What you should do: Locate each line containing the string "text" and copy it out.

Task inputs:

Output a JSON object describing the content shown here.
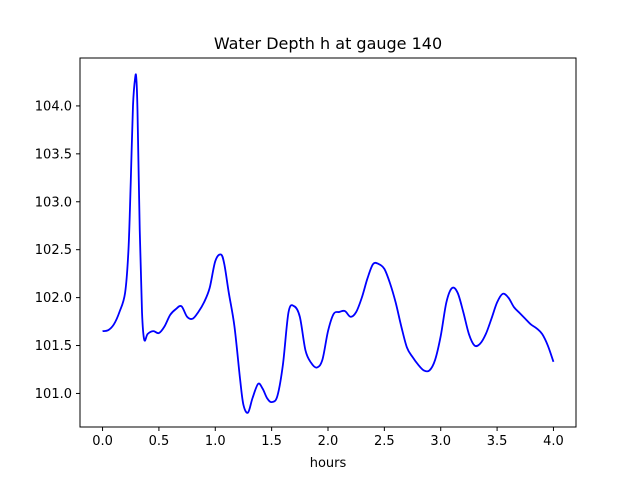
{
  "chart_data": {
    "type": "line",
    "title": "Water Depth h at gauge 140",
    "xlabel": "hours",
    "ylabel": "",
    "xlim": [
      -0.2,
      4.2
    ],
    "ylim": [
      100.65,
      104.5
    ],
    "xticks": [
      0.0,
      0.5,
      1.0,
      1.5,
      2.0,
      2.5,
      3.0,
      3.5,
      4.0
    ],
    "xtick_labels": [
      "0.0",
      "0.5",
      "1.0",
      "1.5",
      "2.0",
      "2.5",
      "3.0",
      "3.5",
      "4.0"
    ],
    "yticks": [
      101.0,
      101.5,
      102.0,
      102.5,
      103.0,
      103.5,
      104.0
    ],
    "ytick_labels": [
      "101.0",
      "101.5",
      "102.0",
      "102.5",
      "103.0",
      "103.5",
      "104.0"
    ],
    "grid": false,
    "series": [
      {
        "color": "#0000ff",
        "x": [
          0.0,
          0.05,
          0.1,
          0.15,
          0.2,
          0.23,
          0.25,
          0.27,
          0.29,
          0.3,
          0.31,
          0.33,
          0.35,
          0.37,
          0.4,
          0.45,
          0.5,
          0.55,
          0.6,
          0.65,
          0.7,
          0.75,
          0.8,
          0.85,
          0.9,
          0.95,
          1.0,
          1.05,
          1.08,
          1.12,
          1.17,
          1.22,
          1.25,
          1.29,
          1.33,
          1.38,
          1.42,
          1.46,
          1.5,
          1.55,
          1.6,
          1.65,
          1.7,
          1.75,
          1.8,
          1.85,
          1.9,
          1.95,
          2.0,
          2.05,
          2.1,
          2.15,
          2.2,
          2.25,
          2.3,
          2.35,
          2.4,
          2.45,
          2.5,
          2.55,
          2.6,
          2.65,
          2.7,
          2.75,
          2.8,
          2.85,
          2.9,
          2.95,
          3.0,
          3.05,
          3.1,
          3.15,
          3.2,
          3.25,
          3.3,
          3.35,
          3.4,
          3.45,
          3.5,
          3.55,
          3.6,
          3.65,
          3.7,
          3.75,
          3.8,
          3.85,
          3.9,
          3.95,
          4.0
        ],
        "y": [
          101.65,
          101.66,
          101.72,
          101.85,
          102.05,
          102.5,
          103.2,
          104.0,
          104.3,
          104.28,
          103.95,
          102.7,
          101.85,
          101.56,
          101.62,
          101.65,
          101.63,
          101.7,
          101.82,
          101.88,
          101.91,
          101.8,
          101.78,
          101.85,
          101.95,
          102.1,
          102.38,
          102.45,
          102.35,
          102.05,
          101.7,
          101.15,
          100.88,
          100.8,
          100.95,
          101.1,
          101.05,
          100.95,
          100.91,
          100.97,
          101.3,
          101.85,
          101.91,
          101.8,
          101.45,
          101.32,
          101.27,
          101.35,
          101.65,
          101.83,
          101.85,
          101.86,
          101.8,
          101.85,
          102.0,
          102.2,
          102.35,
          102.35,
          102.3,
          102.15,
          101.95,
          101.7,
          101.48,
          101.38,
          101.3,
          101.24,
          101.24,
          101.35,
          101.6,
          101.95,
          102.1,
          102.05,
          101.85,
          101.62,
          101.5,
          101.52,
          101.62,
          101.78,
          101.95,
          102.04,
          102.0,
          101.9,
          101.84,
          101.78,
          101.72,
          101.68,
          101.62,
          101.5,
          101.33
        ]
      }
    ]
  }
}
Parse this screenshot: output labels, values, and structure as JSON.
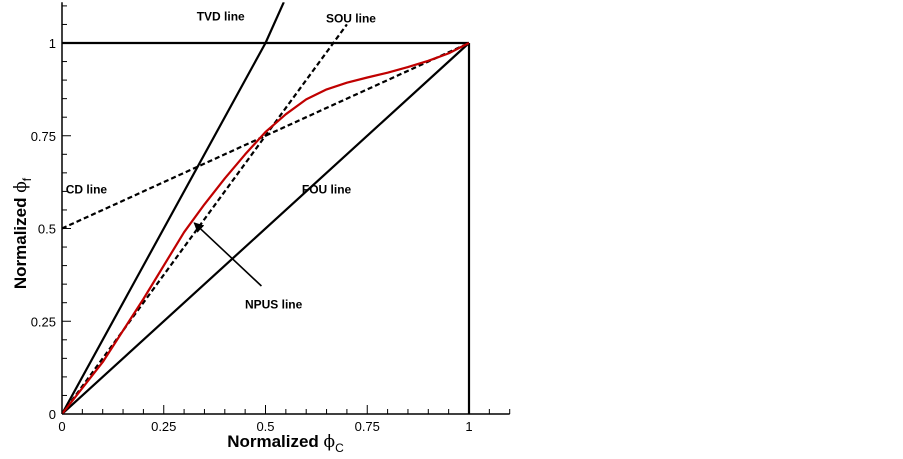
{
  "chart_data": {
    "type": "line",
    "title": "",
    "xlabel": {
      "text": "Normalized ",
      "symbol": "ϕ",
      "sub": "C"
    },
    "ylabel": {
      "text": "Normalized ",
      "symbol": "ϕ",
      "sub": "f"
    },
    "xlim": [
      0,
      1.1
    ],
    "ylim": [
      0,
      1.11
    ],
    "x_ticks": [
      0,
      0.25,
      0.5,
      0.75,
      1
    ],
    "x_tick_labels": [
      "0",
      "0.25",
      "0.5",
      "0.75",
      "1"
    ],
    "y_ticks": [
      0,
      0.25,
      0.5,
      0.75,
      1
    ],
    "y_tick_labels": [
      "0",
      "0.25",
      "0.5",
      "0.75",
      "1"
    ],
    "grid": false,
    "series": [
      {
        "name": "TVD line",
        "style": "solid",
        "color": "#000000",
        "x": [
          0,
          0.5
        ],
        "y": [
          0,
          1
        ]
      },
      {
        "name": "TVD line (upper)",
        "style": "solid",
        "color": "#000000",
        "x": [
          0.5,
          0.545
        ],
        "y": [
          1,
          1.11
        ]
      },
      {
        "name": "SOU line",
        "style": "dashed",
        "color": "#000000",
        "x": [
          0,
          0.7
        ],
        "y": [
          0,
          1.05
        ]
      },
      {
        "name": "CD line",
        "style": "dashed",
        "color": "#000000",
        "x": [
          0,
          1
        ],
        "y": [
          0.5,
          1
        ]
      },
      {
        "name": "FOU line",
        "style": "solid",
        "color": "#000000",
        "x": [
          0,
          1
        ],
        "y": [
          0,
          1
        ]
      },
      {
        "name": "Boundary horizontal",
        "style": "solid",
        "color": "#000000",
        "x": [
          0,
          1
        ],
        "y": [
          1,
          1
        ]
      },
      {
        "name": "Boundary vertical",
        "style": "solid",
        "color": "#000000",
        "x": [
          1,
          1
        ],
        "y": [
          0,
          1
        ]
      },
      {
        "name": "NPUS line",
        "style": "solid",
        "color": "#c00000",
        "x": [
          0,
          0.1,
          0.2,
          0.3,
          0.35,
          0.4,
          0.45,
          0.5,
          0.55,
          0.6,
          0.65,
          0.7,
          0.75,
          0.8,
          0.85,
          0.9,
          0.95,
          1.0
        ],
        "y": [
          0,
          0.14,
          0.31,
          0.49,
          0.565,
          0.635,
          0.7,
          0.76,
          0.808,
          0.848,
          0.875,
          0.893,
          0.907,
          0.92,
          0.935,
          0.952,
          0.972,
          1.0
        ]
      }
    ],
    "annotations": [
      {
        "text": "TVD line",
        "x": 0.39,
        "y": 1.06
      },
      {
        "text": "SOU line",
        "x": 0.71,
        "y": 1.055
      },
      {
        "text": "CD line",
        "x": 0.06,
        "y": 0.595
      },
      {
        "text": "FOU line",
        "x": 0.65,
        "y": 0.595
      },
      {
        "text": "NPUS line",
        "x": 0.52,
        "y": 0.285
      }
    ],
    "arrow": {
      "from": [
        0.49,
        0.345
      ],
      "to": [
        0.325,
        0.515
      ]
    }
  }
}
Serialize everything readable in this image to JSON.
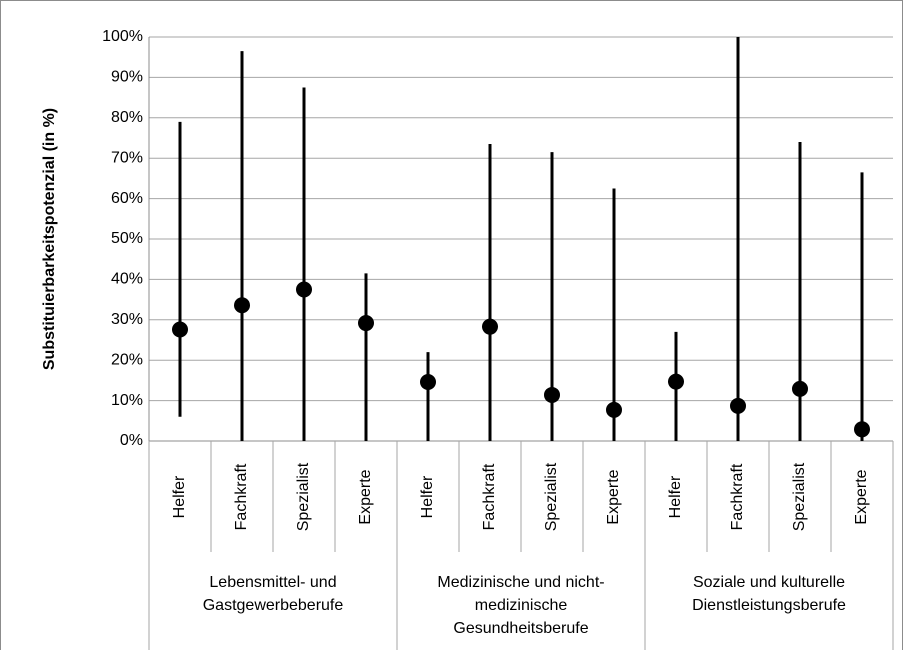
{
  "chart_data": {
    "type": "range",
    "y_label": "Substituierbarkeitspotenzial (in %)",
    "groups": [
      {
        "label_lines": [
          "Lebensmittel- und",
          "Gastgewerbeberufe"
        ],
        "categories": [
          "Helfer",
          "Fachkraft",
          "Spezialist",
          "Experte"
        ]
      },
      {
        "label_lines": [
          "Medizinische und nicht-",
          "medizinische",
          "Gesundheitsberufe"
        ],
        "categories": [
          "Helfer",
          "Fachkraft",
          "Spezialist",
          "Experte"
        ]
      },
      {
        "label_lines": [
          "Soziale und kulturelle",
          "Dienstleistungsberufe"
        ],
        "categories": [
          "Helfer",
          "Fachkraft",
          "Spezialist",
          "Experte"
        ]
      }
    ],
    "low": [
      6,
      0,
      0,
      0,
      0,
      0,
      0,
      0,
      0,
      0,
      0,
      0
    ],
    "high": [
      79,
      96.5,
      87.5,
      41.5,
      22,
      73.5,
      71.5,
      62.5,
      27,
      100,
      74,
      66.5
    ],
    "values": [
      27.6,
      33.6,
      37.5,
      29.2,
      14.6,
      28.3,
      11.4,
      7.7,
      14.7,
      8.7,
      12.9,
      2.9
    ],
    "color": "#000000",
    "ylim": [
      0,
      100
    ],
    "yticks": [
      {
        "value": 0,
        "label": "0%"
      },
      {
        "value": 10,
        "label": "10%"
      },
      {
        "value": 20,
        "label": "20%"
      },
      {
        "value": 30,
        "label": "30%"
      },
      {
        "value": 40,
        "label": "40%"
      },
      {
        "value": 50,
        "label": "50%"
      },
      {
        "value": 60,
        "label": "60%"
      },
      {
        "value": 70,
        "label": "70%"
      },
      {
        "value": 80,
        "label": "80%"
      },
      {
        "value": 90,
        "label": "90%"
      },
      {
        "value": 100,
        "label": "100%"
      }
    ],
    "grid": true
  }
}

Solved problem:
      "text": "Normalized ",
      "text": "Normalized ",
        "text": "TVD line",
        "text": "SOU line",
        "text": "CD line",
        "text": "FOU line",
        "text": "NPUS line",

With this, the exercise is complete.